- [Dataset records]:

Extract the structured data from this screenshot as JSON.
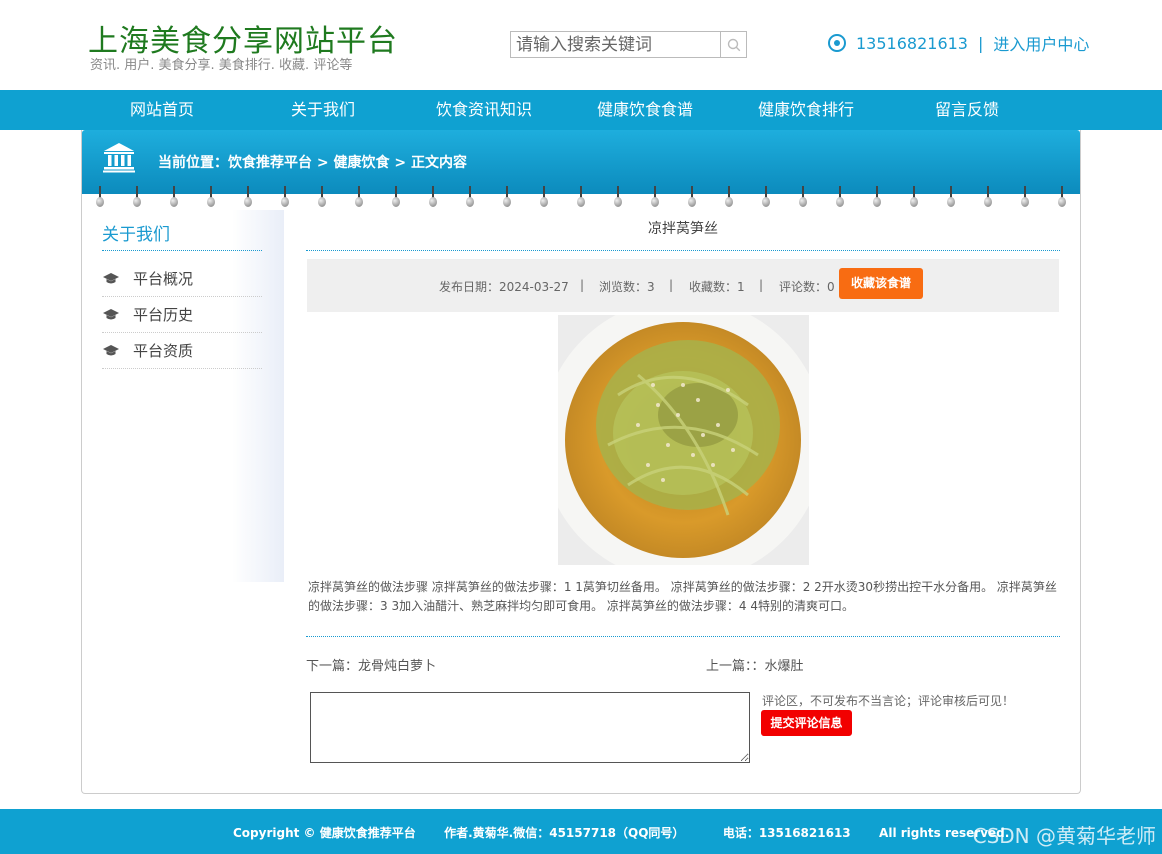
{
  "header": {
    "site_title": "上海美食分享网站平台",
    "site_subtitle": "资讯. 用户. 美食分享. 美食排行. 收藏. 评论等",
    "search_placeholder": "请输入搜索关键词",
    "phone": "13516821613",
    "separator": "|",
    "user_center": "进入用户中心"
  },
  "nav": {
    "items": [
      "网站首页",
      "关于我们",
      "饮食资讯知识",
      "健康饮食食谱",
      "健康饮食排行",
      "留言反馈"
    ]
  },
  "banner": {
    "breadcrumb": "当前位置：饮食推荐平台 > 健康饮食 > 正文内容"
  },
  "sidebar": {
    "title": "关于我们",
    "items": [
      "平台概况",
      "平台历史",
      "平台资质"
    ]
  },
  "article": {
    "title": "凉拌莴笋丝",
    "publish_date": "发布日期：2024-03-27",
    "views": "浏览数：3",
    "favorites": "收藏数：1",
    "comments": "评论数：0",
    "meta_sep": "|",
    "favorite_button": "收藏该食谱",
    "body": "凉拌莴笋丝的做法步骤 凉拌莴笋丝的做法步骤：1 1莴笋切丝备用。 凉拌莴笋丝的做法步骤：2 2开水烫30秒捞出控干水分备用。 凉拌莴笋丝的做法步骤：3 3加入油醋汁、熟芝麻拌均匀即可食用。 凉拌莴笋丝的做法步骤：4 4特别的清爽可口。",
    "next": "下一篇：龙骨炖白萝卜",
    "prev": "上一篇：：水爆肚"
  },
  "comment": {
    "hint": "评论区，不可发布不当言论；评论审核后可见！",
    "submit_button": "提交评论信息"
  },
  "footer": {
    "copyright": "Copyright © 健康饮食推荐平台",
    "author": "作者.黄菊华.微信：45157718（QQ同号）",
    "tel": "电话：13516821613",
    "rights": "All rights reserved.",
    "watermark": "CSDN @黄菊华老师"
  },
  "colors": {
    "nav_blue": "#0fa1d1",
    "title_green": "#1f7a1f",
    "favorite_orange": "#f86c12",
    "submit_red": "#f20000"
  }
}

- [EXERCISE INSTRUCTIONS]:
Each entry above should be reproduced exactly, with the pictures removed.

- [TASK RESULT]:
Extract the structured data from this screenshot as JSON.
{
  "header": {
    "site_title": "上海美食分享网站平台",
    "site_subtitle": "资讯. 用户. 美食分享. 美食排行. 收藏. 评论等",
    "search_placeholder": "请输入搜索关键词",
    "phone": "13516821613",
    "separator": "|",
    "user_center": "进入用户中心"
  },
  "nav": {
    "items": [
      "网站首页",
      "关于我们",
      "饮食资讯知识",
      "健康饮食食谱",
      "健康饮食排行",
      "留言反馈"
    ]
  },
  "banner": {
    "breadcrumb": "当前位置：饮食推荐平台 > 健康饮食 > 正文内容"
  },
  "sidebar": {
    "title": "关于我们",
    "items": [
      "平台概况",
      "平台历史",
      "平台资质"
    ]
  },
  "article": {
    "title": "凉拌莴笋丝",
    "publish_date": "发布日期：2024-03-27",
    "views": "浏览数：3",
    "favorites": "收藏数：1",
    "comments": "评论数：0",
    "meta_sep": "|",
    "favorite_button": "收藏该食谱",
    "body": "凉拌莴笋丝的做法步骤 凉拌莴笋丝的做法步骤：1 1莴笋切丝备用。 凉拌莴笋丝的做法步骤：2 2开水烫30秒捞出控干水分备用。 凉拌莴笋丝的做法步骤：3 3加入油醋汁、熟芝麻拌均匀即可食用。 凉拌莴笋丝的做法步骤：4 4特别的清爽可口。",
    "next": "下一篇：龙骨炖白萝卜",
    "prev": "上一篇：：水爆肚"
  },
  "comment": {
    "hint": "评论区，不可发布不当言论；评论审核后可见！",
    "submit_button": "提交评论信息"
  },
  "footer": {
    "copyright": "Copyright © 健康饮食推荐平台",
    "author": "作者.黄菊华.微信：45157718（QQ同号）",
    "tel": "电话：13516821613",
    "rights": "All rights reserved.",
    "watermark": "CSDN @黄菊华老师"
  },
  "colors": {
    "nav_blue": "#0fa1d1",
    "title_green": "#1f7a1f",
    "favorite_orange": "#f86c12",
    "submit_red": "#f20000"
  }
}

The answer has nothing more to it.